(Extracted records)
## begin

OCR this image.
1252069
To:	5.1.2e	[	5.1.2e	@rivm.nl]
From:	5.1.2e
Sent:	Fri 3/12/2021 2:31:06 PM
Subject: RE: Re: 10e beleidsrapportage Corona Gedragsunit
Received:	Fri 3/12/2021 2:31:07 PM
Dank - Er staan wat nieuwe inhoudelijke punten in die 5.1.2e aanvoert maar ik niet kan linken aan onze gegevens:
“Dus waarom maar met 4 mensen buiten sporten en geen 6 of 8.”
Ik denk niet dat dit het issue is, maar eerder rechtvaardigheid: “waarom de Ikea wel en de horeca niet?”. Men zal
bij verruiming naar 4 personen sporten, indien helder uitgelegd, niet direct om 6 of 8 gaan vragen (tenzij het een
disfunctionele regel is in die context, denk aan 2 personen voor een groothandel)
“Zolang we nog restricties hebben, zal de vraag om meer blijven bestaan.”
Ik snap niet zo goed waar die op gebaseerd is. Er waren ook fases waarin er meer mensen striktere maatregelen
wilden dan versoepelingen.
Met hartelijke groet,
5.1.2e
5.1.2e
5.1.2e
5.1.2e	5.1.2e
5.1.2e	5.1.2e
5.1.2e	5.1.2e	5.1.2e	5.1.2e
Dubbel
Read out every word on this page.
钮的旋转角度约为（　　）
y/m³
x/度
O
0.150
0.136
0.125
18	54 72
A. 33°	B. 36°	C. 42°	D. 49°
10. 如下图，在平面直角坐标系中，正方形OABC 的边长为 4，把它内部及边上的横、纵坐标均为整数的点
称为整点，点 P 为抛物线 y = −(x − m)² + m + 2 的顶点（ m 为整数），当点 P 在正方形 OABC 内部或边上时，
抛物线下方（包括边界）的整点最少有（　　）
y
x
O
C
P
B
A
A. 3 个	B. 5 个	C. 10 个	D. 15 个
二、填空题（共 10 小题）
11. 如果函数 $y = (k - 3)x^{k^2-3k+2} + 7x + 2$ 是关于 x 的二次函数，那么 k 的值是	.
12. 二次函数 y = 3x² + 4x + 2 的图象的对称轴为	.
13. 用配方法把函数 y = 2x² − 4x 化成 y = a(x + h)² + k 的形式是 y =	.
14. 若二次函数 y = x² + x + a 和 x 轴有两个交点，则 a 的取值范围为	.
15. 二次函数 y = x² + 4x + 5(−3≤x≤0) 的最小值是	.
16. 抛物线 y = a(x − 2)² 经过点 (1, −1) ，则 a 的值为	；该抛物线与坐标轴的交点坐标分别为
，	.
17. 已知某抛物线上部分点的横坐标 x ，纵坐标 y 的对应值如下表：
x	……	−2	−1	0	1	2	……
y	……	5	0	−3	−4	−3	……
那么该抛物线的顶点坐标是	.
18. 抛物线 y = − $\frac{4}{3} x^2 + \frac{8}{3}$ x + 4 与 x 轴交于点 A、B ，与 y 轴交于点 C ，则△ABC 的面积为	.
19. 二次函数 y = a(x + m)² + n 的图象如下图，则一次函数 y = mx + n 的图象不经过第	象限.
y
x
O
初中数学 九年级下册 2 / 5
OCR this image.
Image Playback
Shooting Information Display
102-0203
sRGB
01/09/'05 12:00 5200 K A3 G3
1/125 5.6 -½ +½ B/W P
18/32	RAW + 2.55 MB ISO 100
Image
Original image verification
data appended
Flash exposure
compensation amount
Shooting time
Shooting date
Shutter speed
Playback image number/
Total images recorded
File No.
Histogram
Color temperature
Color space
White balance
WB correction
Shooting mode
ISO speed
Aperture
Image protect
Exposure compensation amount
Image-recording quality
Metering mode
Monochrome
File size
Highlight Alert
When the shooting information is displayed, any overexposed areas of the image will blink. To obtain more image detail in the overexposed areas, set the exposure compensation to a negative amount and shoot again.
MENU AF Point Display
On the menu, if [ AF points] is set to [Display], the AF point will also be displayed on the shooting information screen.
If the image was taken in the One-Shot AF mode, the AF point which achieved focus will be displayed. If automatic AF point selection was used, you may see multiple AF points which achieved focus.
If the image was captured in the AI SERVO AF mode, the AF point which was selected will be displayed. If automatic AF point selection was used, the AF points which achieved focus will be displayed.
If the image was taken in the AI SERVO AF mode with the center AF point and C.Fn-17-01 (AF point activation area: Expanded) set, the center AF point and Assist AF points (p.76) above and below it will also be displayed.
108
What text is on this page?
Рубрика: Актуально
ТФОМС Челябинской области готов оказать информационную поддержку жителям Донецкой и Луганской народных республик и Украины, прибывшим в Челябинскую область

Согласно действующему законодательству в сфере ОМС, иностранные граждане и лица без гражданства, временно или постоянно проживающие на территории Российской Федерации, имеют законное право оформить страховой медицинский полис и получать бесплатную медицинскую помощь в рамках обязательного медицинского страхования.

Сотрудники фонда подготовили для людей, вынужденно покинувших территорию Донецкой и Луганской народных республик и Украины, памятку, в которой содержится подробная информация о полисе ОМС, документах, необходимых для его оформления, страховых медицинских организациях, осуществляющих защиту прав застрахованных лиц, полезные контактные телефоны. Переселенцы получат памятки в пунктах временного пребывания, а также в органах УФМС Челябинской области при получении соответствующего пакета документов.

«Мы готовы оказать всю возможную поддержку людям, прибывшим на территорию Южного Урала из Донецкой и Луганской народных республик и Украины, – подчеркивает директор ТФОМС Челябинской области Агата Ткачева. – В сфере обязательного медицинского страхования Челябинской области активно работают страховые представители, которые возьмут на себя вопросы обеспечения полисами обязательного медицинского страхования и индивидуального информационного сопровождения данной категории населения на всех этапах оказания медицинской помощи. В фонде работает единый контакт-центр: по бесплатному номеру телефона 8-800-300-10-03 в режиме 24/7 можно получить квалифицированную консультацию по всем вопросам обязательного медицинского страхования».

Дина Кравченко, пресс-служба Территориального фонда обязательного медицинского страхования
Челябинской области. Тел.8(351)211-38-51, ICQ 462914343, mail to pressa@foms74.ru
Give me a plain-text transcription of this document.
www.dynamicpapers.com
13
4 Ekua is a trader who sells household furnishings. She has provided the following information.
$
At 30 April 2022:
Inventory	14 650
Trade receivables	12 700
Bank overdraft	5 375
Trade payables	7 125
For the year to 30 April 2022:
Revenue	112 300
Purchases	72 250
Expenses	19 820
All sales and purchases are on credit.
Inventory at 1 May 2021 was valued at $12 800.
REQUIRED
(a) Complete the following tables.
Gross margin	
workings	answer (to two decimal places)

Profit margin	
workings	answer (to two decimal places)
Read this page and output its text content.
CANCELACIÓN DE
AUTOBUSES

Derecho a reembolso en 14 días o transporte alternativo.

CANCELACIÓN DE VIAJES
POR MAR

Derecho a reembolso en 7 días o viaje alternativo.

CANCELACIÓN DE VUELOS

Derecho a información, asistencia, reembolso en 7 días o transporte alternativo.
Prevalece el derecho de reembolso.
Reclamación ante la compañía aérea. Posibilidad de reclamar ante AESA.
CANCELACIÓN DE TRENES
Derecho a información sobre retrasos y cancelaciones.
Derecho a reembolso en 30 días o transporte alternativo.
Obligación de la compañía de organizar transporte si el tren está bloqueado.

## end

* [REQUIRED WORK] Track down every line with the word "Inventory" and copy it.

* [TASK SOLUTION]
Inventory	14 650
Inventory at 1 May 2021 was valued at $12 800.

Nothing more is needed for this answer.